DIRECTIVES ->
a – Summarize the mailing list message in two sentences.
b – According to the mailing list message, what is Andrew Dunstan inclined to emit for any non-ASCII character when the database encoding isn't UTF8?
c – Repeat the mailing list message from "On 01/14/2012 06:11" up to and including "probably error out.".

PROVIDED PASSAGE ->
-*-*-

Re: JSON for PG 9.2

From: Andrew Dunstan <andrew(at)dunslane(dot)net>
To: Joey Adams <joeyadams3(dot)14159(at)gmail(dot)com>
Cc: Pavel Stehule <pavel(dot)stehule(at)gmail(dot)com>, Robert Haas <robertmhaas(at)gmail(dot)com>, "David E(dot) Wheeler" <david(at)kineticode(dot)com>, Claes Jakobsson <claes(at)surfar(dot)nu>, Dimitri Fontaine <dimitri(at)2ndquadrant(dot)fr>, Merlin Moncure <mmoncure(at)gmail(dot)com>, Magnus Hagander <magnus(at)hagander(dot)net>, Jan Urbański <wulczer(at)wulczer(dot)org>, Simon Riggs <simon(at)2ndquadrant(dot)com>, Bruce Momjian <bruce(at)momjian(dot)us>, PostgreSQL-development Hackers <pgsql-hackers(at)postgresql(dot)org>, Jan Wieck <janwieck(at)yahoo(dot)com>
Subject: Re: JSON for PG 9.2
Date: 2012-01-15 00:13:52
Message-ID: 4F121A40.6070508@dunslane.net
Views: Raw Message | Whole Thread | Download mbox | Resend email
Thread:
Lists: pgsql-hackers

On 01/14/2012 06:11 PM, Joey Adams wrote:
> On Sat, Jan 14, 2012 at 3:06 PM, Andrew Dunstan<andrew(at)dunslane(dot)net> wrote:
>> Second, what should be do when the database encoding isn't UTF8? I'm
>> inclined to emit a \unnnn escape for any non-ASCII character (assuming it
>> has a unicode code point - are there any code points in the non-unicode
>> encodings that don't have unicode equivalents?). The alternative would be to
>> fail on non-ASCII characters, which might be ugly. Of course, anyone wanting
>> to deal with JSON should be using UTF8 anyway, but we still have to deal
>> with these things. What about SQL_ASCII? If there's a non-ASCII sequence
>> there we really have no way of telling what it should be. There at least I
>> think we should probably error out.

-*-*-

DATASET EXCERPT ->
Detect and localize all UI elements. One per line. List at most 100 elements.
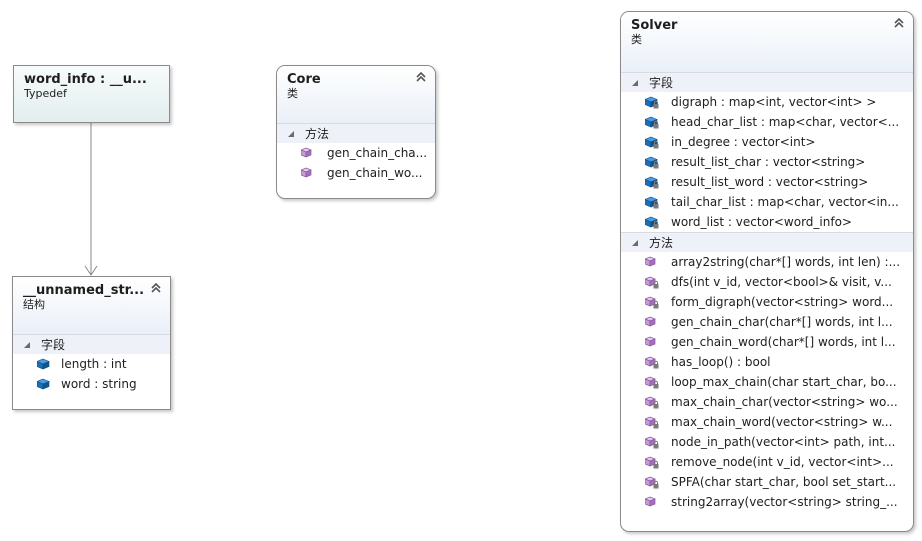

-*-*-

SOLUTION LIST ->
a – The mailing list message quotes Andrew Dunstan asking what should be done when the database encoding isn't UTF8, and he is inclined to emit a \unnnn escape for any non-ASCII character instead of failing on such characters, which might be ugly. For SQL_ASCII, where there is no way of telling what a non-ASCII sequence should be, he thinks it should probably error out.

b – A \unnnn escape.

c –
On 01/14/2012 06:11 PM, Joey Adams wrote:
> On Sat, Jan 14, 2012 at 3:06 PM, Andrew Dunstan<andrew(at)dunslane(dot)net> wrote:
>> Second, what should be do when the database encoding isn't UTF8? I'm
>> inclined to emit a \unnnn escape for any non-ASCII character (assuming it
>> has a unicode code point - are there any code points in the non-unicode
>> encodings that don't have unicode equivalents?). The alternative would be to
>> fail on non-ASCII characters, which might be ugly. Of course, anyone wanting
>> to deal with JSON should be using UTF8 anyway, but we still have to deal
>> with these things. What about SQL_ASCII? If there's a non-ASCII sequence
>> there we really have no way of telling what it should be. There at least I
>> think we should probably error out.